▶ [SET PROBLEM] Below are some records. Copy every line in them that holds "School".

▶ [EXTRACTED DATA]
=-=-=-=-=
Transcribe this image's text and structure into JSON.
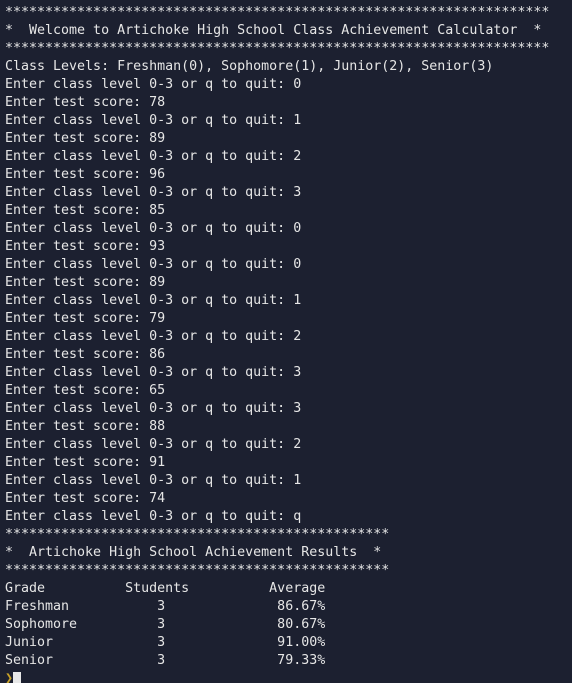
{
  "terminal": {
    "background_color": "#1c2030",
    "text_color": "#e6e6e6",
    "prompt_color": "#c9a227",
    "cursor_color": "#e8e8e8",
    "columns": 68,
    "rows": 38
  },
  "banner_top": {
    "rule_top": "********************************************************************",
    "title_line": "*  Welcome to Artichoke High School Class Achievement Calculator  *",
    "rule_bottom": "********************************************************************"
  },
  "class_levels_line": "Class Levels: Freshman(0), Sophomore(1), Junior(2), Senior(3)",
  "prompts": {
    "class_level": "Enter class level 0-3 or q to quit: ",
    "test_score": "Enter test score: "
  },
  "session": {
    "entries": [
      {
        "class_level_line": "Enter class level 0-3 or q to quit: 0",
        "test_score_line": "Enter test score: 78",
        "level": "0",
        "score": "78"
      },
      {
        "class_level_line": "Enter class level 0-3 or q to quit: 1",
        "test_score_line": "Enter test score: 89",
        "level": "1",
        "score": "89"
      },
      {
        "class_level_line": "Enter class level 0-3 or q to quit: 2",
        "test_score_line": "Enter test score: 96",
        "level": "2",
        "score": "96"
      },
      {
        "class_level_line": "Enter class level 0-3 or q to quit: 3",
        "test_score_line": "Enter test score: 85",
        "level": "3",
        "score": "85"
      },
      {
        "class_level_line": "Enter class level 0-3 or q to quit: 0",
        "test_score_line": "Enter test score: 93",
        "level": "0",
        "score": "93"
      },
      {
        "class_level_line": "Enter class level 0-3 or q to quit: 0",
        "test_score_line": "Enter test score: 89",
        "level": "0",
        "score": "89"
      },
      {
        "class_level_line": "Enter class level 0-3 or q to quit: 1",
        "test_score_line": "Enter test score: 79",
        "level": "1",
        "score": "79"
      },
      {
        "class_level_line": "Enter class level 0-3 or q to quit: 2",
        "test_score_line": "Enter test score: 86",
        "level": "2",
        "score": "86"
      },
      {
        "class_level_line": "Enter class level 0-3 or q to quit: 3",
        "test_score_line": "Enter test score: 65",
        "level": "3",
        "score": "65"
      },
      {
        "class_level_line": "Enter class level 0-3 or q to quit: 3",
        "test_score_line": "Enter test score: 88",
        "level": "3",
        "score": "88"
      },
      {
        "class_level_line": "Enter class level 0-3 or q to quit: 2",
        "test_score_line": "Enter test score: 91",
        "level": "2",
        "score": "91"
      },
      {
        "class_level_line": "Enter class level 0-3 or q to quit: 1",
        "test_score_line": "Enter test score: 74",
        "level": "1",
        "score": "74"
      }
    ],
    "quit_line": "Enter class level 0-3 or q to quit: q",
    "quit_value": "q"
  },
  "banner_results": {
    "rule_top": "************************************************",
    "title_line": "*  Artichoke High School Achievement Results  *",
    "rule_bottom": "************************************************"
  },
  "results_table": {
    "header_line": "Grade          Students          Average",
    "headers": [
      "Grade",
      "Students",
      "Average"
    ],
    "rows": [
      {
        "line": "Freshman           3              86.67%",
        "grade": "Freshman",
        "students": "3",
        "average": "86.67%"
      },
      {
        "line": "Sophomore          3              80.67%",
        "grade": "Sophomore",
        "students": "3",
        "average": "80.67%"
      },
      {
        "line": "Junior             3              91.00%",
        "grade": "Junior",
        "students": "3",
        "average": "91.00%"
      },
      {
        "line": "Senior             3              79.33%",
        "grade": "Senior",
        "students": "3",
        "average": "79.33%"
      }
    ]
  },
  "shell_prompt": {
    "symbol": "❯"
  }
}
=-=-=-=-=
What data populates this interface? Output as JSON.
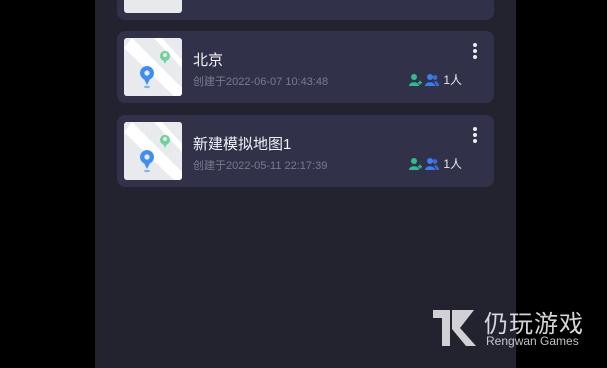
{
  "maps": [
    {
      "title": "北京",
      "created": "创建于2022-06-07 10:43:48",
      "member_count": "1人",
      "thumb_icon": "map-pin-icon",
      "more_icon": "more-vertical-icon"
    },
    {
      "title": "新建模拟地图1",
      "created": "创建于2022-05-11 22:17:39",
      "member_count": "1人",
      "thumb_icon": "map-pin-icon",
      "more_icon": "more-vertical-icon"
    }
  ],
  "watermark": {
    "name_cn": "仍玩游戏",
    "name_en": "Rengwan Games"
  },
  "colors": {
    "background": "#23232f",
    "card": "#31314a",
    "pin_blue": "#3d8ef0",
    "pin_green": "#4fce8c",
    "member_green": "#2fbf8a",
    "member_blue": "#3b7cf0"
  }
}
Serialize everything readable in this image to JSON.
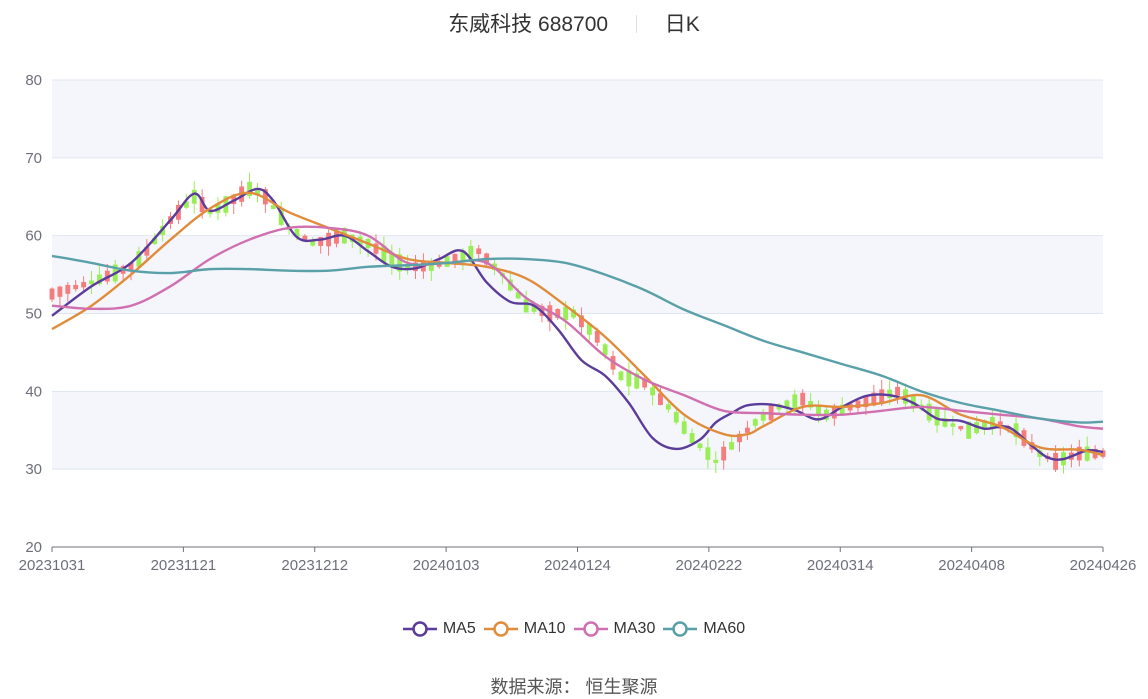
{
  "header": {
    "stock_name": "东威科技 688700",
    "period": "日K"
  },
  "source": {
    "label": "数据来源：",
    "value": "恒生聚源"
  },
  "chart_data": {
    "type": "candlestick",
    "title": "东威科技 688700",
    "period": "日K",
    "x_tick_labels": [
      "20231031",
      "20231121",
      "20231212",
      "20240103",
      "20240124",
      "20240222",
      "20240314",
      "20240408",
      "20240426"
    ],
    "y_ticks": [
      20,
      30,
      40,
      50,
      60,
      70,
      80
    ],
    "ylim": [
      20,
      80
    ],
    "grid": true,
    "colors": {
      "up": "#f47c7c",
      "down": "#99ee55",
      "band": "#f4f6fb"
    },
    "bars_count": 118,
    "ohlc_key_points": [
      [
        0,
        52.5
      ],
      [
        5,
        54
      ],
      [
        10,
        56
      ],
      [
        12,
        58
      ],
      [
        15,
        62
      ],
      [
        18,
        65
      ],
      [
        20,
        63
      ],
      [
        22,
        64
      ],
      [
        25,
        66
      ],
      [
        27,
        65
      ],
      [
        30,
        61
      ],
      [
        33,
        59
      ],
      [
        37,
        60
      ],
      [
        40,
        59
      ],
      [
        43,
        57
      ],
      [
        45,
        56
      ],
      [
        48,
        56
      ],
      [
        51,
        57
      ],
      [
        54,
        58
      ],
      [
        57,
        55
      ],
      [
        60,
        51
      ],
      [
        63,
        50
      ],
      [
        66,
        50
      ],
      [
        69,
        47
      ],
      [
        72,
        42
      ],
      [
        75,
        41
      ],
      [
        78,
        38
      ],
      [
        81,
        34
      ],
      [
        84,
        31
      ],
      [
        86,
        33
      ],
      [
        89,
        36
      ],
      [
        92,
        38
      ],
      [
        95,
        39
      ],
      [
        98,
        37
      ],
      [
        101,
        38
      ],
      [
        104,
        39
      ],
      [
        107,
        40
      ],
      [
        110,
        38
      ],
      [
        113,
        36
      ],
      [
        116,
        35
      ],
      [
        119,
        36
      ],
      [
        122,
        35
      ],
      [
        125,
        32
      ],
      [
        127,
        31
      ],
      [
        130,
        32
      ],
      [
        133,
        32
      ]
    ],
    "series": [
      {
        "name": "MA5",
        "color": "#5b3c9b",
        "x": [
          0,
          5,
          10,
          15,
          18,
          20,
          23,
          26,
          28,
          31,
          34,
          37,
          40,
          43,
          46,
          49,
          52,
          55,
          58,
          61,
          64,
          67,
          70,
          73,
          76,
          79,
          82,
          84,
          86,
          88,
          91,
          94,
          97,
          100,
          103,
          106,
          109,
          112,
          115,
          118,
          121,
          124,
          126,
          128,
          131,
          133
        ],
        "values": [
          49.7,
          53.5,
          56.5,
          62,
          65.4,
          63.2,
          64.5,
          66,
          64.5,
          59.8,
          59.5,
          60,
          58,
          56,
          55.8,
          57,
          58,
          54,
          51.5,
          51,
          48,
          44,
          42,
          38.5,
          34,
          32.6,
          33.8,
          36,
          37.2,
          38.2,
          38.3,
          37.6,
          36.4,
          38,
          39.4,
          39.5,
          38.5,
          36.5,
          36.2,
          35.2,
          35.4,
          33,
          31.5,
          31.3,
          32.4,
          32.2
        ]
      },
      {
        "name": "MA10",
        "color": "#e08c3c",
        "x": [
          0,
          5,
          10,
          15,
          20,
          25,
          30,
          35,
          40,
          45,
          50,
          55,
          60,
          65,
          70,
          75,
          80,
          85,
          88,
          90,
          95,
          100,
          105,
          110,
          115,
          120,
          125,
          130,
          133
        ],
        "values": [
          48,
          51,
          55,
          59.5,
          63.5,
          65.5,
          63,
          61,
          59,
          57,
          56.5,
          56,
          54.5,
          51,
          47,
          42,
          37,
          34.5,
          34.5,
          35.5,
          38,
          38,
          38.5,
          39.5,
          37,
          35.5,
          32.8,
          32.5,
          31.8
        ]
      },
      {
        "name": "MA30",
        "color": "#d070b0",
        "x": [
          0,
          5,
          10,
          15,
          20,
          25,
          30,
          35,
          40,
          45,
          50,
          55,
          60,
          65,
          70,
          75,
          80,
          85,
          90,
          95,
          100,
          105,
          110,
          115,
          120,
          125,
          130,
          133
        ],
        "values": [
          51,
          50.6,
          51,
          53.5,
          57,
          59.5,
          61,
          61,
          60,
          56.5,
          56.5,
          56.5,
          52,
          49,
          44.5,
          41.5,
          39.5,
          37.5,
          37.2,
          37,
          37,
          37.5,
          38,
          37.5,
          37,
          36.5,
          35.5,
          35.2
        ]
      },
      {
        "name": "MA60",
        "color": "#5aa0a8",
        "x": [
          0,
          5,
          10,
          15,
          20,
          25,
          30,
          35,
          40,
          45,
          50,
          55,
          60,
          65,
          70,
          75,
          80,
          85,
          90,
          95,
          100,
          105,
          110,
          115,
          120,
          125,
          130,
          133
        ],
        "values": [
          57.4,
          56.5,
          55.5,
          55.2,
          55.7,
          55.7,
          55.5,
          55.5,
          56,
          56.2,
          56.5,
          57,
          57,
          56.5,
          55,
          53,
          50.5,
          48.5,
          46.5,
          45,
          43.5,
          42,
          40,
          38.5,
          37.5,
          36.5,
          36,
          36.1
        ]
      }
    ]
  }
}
=-=-=-=-=
▶ [OUTPUT OF THE TASK]
    "title_line": "*  Welcome to Artichoke High School Class Achievement Calculator  *",
    "title_line": "*  Artichoke High School Achievement Results  *",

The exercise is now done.